Select from the data all lines with the word "color".

## START

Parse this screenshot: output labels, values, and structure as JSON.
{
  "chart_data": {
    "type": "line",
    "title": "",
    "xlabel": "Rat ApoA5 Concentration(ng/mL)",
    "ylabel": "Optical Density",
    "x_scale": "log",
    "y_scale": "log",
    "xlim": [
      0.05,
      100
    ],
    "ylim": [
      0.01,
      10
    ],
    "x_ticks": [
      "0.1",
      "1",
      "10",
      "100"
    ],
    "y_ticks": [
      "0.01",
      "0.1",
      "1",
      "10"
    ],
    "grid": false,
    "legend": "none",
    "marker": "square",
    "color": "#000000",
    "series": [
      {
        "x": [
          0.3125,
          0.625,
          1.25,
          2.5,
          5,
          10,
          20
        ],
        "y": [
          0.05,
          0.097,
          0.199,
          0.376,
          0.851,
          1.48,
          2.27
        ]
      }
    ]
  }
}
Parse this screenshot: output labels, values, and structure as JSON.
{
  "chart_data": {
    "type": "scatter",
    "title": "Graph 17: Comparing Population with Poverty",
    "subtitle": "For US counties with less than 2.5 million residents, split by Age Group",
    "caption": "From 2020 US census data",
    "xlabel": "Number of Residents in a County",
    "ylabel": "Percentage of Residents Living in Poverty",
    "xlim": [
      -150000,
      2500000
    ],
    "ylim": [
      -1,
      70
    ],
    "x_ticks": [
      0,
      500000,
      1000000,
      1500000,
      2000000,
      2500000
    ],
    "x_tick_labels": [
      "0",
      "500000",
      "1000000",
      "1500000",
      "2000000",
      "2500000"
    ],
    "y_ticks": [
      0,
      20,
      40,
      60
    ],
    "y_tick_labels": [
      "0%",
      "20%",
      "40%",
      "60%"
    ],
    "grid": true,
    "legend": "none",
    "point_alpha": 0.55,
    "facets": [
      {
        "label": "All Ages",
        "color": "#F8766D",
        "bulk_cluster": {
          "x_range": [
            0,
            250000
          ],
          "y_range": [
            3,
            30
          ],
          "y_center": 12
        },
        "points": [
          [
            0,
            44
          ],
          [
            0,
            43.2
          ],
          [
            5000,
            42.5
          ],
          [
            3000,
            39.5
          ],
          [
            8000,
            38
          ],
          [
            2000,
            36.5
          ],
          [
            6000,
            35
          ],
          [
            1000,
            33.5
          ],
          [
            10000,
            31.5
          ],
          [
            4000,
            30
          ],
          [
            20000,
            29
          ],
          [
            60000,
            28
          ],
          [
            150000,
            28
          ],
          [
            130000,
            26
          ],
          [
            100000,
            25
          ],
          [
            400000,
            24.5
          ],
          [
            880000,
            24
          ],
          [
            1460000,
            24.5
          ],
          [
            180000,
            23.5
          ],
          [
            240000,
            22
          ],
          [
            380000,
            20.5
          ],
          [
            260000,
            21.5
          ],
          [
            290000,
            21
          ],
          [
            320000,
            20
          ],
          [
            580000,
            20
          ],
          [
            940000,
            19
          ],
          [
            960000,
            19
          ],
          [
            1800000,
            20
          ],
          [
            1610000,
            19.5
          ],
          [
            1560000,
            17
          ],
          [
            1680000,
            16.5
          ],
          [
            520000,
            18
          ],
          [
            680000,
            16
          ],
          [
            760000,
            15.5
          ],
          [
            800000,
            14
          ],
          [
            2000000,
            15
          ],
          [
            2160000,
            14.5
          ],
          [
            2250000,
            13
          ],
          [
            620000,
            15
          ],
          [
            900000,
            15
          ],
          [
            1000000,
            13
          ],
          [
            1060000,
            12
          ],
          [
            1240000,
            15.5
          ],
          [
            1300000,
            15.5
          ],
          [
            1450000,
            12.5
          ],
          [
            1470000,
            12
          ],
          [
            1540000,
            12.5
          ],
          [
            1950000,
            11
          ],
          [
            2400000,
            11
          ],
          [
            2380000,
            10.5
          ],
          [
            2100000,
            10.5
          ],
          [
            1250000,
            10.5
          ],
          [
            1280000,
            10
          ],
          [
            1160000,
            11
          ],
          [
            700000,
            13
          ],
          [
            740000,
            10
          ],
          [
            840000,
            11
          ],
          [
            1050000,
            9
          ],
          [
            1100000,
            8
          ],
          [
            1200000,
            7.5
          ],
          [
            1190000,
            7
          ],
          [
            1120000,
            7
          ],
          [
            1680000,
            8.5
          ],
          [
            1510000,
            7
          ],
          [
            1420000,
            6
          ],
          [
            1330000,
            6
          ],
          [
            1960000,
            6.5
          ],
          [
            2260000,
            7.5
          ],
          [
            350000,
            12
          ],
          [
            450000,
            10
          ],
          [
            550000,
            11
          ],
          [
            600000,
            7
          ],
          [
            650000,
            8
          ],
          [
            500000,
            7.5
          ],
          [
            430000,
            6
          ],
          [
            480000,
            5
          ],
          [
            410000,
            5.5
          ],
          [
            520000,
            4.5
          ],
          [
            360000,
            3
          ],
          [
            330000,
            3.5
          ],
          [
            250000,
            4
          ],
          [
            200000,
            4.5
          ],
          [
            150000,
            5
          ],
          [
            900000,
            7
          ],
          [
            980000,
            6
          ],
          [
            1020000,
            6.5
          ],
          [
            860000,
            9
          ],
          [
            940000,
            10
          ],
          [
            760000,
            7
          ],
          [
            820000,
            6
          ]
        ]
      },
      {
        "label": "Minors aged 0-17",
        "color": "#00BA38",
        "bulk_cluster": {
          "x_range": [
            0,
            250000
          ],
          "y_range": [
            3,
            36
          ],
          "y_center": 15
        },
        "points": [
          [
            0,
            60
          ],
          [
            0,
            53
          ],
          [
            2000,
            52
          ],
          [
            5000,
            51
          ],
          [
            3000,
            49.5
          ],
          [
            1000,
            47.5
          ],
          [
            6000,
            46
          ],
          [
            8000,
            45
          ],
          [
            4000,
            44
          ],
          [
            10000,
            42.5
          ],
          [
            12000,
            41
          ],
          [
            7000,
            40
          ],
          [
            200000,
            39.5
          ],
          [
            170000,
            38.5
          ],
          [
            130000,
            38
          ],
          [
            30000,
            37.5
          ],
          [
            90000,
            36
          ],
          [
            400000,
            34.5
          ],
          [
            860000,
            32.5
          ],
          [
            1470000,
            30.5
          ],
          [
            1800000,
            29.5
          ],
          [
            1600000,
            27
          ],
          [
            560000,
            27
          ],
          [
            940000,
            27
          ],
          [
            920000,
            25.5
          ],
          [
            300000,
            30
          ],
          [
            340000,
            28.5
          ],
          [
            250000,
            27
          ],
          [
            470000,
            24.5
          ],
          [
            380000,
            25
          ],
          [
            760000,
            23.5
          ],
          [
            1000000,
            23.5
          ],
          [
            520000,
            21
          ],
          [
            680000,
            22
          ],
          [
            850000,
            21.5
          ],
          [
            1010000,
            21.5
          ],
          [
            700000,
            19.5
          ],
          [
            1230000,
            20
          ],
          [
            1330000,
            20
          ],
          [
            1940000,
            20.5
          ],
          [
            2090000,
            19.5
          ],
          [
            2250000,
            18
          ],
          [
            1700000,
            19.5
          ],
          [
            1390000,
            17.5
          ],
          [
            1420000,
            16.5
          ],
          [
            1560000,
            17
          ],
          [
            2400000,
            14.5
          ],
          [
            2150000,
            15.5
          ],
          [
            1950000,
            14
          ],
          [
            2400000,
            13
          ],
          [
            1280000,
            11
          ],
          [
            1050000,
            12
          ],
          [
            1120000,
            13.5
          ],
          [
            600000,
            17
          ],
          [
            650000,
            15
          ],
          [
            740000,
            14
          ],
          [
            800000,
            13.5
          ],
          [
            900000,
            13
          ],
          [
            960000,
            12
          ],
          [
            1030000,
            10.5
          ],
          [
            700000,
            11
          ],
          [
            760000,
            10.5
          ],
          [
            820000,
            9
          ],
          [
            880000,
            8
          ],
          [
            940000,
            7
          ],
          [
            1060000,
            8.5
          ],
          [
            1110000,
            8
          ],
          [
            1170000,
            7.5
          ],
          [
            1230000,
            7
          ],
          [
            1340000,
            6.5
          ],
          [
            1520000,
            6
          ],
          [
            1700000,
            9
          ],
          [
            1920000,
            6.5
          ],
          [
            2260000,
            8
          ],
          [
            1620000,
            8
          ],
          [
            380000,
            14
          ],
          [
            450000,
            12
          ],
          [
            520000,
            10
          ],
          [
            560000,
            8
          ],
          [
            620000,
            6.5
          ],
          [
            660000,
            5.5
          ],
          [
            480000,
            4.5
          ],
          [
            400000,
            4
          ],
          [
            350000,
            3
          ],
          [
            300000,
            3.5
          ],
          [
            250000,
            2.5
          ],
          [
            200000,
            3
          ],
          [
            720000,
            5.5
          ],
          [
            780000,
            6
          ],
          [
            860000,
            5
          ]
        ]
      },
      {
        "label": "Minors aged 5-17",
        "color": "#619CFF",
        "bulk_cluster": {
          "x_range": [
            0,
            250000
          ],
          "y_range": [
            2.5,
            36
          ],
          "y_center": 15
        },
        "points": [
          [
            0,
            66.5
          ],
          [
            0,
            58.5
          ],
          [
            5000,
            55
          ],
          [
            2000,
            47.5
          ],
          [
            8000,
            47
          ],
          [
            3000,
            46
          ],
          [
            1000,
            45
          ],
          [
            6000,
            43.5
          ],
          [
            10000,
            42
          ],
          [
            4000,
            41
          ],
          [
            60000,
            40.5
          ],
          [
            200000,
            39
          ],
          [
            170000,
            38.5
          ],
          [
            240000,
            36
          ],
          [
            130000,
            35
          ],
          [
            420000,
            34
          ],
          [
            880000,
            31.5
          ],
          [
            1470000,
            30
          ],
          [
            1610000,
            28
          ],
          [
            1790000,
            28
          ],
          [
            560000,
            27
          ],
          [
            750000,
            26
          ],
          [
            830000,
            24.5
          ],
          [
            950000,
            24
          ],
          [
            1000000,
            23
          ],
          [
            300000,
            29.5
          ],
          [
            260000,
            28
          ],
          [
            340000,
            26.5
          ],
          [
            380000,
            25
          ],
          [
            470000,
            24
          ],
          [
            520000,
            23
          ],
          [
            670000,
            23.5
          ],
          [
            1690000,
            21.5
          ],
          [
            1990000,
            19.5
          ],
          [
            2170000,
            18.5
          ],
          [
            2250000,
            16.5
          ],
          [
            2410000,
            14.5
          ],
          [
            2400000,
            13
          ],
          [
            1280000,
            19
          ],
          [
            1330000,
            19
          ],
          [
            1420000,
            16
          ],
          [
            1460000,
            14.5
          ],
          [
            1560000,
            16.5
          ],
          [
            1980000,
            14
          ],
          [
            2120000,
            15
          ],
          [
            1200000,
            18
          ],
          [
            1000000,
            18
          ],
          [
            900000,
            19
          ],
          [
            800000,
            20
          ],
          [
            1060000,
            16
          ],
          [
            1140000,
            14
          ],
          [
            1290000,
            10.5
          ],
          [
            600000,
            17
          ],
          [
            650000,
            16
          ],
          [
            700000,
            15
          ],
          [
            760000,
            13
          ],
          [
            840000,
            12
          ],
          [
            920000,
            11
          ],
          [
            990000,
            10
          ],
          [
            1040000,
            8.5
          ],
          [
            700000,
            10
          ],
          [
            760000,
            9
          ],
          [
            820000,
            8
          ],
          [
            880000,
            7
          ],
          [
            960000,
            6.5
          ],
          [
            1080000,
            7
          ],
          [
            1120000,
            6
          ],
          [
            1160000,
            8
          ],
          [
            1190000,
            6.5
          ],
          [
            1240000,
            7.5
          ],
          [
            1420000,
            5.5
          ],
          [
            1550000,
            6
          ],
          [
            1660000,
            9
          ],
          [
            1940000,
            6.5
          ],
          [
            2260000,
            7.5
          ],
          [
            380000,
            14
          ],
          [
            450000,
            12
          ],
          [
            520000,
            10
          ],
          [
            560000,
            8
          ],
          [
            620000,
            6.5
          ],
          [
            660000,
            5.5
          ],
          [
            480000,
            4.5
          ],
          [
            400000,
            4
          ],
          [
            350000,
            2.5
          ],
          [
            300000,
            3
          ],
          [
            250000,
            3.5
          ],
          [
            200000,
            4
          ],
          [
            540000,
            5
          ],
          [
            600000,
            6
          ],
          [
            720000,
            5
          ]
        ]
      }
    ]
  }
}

## END

§ **FULL SOLUTION**:
    "color": "#000000",
        "color": "#F8766D",
        "color": "#00BA38",
        "color": "#619CFF",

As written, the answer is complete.